**To be done:** Exclude all pictures, then copy each of the records exactly as written.
-=-=-=-=-
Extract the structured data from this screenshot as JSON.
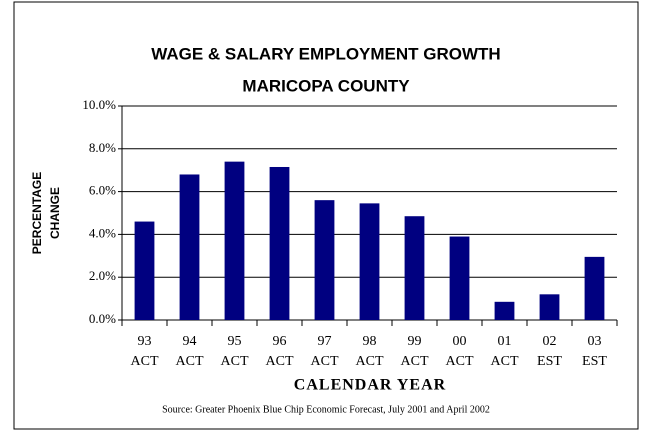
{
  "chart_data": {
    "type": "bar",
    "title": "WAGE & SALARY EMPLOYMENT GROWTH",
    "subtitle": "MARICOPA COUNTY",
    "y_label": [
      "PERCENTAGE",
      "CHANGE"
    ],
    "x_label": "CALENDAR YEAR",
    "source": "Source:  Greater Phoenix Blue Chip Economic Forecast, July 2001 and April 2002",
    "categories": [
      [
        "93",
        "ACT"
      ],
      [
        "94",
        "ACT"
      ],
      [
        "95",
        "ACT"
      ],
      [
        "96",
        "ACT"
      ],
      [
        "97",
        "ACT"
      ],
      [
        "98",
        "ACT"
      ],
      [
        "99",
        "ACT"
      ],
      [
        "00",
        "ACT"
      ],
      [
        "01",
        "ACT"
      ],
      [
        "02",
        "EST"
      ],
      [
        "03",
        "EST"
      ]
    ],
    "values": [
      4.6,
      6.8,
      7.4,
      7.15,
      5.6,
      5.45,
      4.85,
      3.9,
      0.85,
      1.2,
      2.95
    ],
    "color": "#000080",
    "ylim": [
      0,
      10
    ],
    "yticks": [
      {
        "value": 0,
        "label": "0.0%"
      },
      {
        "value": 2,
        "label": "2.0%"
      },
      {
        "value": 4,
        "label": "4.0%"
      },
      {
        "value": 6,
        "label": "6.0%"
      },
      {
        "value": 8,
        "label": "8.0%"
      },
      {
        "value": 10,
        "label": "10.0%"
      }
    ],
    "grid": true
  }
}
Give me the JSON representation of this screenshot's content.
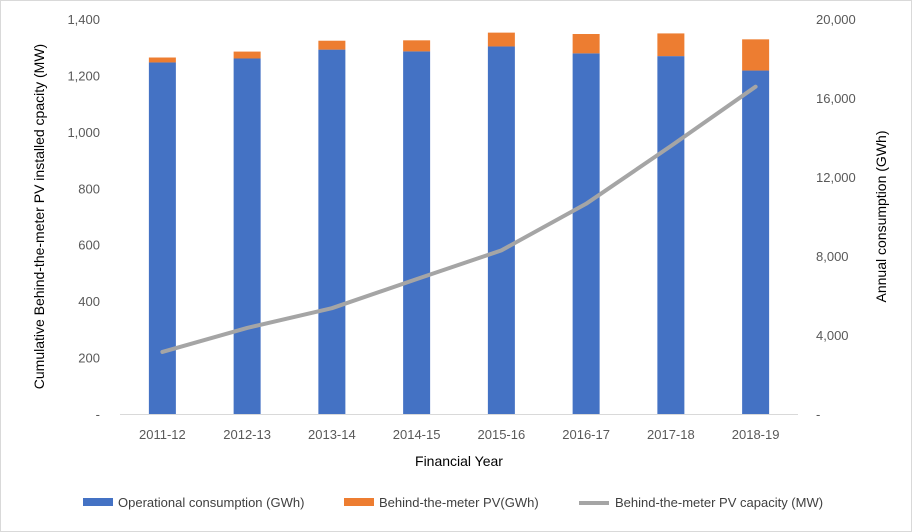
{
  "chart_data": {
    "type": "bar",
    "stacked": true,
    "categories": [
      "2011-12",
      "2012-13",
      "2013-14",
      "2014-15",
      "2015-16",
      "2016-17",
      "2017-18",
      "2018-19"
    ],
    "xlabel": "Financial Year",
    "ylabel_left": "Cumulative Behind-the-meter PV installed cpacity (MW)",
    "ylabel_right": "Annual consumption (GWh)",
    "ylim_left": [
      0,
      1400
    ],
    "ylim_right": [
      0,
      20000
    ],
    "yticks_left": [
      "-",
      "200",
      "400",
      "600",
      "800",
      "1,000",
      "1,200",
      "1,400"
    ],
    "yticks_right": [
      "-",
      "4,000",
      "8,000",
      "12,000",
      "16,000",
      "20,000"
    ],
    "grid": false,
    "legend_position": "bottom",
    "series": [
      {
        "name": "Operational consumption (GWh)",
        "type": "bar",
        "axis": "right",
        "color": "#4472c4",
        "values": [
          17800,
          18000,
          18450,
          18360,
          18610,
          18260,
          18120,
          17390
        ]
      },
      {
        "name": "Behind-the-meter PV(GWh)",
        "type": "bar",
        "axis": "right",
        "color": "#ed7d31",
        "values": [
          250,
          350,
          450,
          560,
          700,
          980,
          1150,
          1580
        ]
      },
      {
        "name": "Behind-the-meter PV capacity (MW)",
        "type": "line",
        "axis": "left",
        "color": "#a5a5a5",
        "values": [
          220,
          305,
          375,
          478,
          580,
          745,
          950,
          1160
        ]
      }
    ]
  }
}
-=-=-=-=-
**Output below:**
Extract the structured data from this screenshot as JSON.
{
  "chart_data": {
    "type": "bar",
    "title": "WAGE & SALARY EMPLOYMENT GROWTH",
    "subtitle": "MARICOPA COUNTY",
    "y_label": [
      "PERCENTAGE",
      "CHANGE"
    ],
    "x_label": "CALENDAR YEAR",
    "source": "Source:  Greater Phoenix Blue Chip Economic Forecast, July 2001 and April 2002",
    "categories": [
      [
        "93",
        "ACT"
      ],
      [
        "94",
        "ACT"
      ],
      [
        "95",
        "ACT"
      ],
      [
        "96",
        "ACT"
      ],
      [
        "97",
        "ACT"
      ],
      [
        "98",
        "ACT"
      ],
      [
        "99",
        "ACT"
      ],
      [
        "00",
        "ACT"
      ],
      [
        "01",
        "ACT"
      ],
      [
        "02",
        "EST"
      ],
      [
        "03",
        "EST"
      ]
    ],
    "values": [
      4.6,
      6.8,
      7.4,
      7.15,
      5.6,
      5.45,
      4.85,
      3.9,
      0.85,
      1.2,
      2.95
    ],
    "color": "#000080",
    "ylim": [
      0,
      10
    ],
    "yticks": [
      {
        "value": 0,
        "label": "0.0%"
      },
      {
        "value": 2,
        "label": "2.0%"
      },
      {
        "value": 4,
        "label": "4.0%"
      },
      {
        "value": 6,
        "label": "6.0%"
      },
      {
        "value": 8,
        "label": "8.0%"
      },
      {
        "value": 10,
        "label": "10.0%"
      }
    ],
    "grid": true
  }
}
Give me the JSON representation of this screenshot's content.
{
  "chart_data": {
    "type": "bar",
    "stacked": true,
    "categories": [
      "2011-12",
      "2012-13",
      "2013-14",
      "2014-15",
      "2015-16",
      "2016-17",
      "2017-18",
      "2018-19"
    ],
    "xlabel": "Financial Year",
    "ylabel_left": "Cumulative Behind-the-meter PV installed cpacity (MW)",
    "ylabel_right": "Annual consumption (GWh)",
    "ylim_left": [
      0,
      1400
    ],
    "ylim_right": [
      0,
      20000
    ],
    "yticks_left": [
      "-",
      "200",
      "400",
      "600",
      "800",
      "1,000",
      "1,200",
      "1,400"
    ],
    "yticks_right": [
      "-",
      "4,000",
      "8,000",
      "12,000",
      "16,000",
      "20,000"
    ],
    "grid": false,
    "legend_position": "bottom",
    "series": [
      {
        "name": "Operational consumption (GWh)",
        "type": "bar",
        "axis": "right",
        "color": "#4472c4",
        "values": [
          17800,
          18000,
          18450,
          18360,
          18610,
          18260,
          18120,
          17390
        ]
      },
      {
        "name": "Behind-the-meter PV(GWh)",
        "type": "bar",
        "axis": "right",
        "color": "#ed7d31",
        "values": [
          250,
          350,
          450,
          560,
          700,
          980,
          1150,
          1580
        ]
      },
      {
        "name": "Behind-the-meter PV capacity (MW)",
        "type": "line",
        "axis": "left",
        "color": "#a5a5a5",
        "values": [
          220,
          305,
          375,
          478,
          580,
          745,
          950,
          1160
        ]
      }
    ]
  }
}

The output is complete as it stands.